[Written problem]
Pull every line containing "this" out of the material below.

[Figure collection entries]

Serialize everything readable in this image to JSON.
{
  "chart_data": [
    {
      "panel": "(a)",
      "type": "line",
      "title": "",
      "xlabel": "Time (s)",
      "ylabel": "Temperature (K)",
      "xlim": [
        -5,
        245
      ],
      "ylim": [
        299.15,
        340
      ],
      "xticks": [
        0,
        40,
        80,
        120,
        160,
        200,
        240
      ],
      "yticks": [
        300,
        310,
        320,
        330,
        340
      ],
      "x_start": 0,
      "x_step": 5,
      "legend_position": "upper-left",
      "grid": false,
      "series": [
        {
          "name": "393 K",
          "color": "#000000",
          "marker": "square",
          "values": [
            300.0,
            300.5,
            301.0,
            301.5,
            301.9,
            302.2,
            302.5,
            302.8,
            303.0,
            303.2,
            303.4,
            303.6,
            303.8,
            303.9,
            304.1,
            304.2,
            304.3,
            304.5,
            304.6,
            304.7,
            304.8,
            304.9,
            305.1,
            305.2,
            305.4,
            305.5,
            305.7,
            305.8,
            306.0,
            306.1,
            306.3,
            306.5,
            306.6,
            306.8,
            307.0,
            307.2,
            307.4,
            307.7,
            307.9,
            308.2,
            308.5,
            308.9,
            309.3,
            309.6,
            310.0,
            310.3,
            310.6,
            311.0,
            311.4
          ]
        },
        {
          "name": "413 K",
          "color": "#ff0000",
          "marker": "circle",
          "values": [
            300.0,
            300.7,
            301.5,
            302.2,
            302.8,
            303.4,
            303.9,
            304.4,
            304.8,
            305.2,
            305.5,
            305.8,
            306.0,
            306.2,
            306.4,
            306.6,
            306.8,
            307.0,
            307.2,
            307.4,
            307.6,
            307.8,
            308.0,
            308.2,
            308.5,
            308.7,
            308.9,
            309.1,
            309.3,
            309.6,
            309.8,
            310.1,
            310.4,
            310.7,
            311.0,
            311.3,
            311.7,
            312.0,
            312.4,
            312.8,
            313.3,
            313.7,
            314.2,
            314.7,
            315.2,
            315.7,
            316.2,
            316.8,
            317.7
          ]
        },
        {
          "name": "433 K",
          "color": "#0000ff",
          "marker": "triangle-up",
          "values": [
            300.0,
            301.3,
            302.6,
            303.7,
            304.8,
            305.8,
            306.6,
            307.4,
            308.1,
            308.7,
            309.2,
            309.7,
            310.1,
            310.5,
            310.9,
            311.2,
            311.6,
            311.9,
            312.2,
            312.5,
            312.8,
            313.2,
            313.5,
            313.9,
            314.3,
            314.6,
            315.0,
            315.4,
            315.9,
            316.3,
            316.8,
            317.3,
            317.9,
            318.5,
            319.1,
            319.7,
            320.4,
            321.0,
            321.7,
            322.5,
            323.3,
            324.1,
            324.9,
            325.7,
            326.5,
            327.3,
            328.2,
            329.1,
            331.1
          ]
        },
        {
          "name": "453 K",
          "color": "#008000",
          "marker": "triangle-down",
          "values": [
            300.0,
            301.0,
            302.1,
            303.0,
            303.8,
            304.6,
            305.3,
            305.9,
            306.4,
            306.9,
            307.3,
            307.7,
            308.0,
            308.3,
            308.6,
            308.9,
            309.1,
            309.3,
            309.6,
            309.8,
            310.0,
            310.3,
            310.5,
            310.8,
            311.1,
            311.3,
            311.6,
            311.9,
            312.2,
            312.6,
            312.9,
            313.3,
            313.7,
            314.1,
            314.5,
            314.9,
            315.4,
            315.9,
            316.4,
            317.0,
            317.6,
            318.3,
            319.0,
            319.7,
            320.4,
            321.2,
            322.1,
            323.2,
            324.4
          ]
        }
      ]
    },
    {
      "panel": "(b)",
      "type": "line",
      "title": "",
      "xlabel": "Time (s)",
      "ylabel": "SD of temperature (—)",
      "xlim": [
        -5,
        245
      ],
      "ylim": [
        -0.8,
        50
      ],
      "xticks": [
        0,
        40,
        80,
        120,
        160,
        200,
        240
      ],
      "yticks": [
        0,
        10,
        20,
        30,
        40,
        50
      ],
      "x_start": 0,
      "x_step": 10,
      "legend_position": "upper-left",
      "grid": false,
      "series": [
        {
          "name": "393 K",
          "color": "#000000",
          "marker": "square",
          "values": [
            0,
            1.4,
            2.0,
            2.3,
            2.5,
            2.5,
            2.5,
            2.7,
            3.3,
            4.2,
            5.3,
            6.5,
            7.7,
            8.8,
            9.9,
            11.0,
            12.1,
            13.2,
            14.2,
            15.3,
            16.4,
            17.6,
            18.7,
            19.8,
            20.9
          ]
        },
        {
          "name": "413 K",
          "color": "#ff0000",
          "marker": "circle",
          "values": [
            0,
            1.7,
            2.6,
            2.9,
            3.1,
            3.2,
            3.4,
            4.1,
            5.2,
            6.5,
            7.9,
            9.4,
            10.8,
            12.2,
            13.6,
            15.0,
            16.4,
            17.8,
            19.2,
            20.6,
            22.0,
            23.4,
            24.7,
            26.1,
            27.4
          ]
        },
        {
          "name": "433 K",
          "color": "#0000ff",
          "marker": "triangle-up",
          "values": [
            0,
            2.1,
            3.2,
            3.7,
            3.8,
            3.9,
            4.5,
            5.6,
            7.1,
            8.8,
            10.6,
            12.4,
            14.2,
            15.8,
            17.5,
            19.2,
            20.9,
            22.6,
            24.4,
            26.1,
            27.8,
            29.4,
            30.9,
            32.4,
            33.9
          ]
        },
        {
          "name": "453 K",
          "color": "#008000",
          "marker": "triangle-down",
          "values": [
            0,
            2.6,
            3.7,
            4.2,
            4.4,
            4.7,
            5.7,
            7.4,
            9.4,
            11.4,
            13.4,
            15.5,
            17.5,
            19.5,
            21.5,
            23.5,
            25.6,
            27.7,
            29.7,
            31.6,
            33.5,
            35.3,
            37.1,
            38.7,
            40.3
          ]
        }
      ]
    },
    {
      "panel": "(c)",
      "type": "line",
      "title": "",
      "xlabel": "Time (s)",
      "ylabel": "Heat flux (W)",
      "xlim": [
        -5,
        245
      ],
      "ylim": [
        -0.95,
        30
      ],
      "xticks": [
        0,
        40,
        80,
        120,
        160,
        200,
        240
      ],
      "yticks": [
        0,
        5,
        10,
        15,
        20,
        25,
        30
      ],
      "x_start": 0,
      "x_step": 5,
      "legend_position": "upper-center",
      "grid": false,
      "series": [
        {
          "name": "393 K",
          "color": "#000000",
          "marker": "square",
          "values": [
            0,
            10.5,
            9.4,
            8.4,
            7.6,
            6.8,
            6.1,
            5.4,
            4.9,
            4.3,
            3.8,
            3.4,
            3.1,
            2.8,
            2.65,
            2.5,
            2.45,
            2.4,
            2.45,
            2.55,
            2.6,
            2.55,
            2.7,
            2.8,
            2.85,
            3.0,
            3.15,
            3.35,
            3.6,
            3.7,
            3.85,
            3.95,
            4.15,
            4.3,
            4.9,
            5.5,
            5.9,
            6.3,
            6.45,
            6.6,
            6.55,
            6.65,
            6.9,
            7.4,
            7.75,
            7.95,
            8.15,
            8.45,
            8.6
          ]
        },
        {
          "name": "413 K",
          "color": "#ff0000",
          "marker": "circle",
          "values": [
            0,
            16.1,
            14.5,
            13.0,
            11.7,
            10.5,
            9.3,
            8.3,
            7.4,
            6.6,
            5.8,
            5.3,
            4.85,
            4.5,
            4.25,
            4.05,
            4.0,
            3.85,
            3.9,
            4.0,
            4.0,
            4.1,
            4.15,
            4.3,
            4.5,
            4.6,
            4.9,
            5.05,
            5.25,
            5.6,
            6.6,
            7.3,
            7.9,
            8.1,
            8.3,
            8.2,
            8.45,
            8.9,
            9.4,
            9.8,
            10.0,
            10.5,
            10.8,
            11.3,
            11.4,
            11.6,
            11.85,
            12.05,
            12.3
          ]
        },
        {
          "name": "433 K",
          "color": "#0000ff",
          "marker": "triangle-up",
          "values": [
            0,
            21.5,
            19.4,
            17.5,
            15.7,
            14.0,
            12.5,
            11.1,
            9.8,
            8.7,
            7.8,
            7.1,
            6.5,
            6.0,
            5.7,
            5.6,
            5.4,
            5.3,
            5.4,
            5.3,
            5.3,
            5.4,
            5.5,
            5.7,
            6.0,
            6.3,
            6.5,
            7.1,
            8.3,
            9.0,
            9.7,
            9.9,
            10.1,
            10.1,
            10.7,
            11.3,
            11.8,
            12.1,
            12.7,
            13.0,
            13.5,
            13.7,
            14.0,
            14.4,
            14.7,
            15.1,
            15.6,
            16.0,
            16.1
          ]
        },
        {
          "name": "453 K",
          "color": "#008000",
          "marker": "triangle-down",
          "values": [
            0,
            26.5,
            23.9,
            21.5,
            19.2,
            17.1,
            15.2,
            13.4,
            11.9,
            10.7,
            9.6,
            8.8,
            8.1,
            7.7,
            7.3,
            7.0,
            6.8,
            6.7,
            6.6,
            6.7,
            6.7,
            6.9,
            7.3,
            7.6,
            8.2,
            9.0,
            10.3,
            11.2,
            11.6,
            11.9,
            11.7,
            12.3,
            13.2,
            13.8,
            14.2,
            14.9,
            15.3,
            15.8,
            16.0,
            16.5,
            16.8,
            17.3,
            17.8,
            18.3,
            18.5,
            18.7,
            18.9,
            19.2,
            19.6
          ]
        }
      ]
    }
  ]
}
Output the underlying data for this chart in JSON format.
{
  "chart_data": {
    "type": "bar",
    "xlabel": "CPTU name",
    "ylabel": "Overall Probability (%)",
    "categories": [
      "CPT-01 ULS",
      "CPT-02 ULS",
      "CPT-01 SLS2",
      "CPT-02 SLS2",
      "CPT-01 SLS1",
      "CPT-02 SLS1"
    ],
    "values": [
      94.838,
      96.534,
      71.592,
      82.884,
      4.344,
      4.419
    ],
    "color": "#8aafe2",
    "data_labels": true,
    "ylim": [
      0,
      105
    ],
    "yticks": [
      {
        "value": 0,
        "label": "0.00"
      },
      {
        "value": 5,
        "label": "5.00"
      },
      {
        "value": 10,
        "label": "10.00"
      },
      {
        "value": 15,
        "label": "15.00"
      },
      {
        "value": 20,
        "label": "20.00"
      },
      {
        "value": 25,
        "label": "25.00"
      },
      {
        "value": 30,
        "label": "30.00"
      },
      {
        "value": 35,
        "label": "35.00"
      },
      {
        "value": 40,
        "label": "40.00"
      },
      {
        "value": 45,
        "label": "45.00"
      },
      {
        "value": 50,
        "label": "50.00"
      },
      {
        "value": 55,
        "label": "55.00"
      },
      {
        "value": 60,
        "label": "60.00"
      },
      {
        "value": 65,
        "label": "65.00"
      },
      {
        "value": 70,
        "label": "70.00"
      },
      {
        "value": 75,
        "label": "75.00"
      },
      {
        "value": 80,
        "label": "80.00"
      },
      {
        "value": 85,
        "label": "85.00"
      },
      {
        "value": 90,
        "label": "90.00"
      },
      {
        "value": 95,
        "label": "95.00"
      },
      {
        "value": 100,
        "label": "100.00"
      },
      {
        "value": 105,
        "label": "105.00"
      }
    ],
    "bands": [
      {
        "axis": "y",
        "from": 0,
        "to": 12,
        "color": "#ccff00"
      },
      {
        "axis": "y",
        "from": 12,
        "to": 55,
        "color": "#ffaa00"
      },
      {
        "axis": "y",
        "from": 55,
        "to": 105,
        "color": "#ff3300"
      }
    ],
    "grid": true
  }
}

[Complete output]
Serialize everything readable in this image to JSON.
Output the underlying data for this chart in JSON format.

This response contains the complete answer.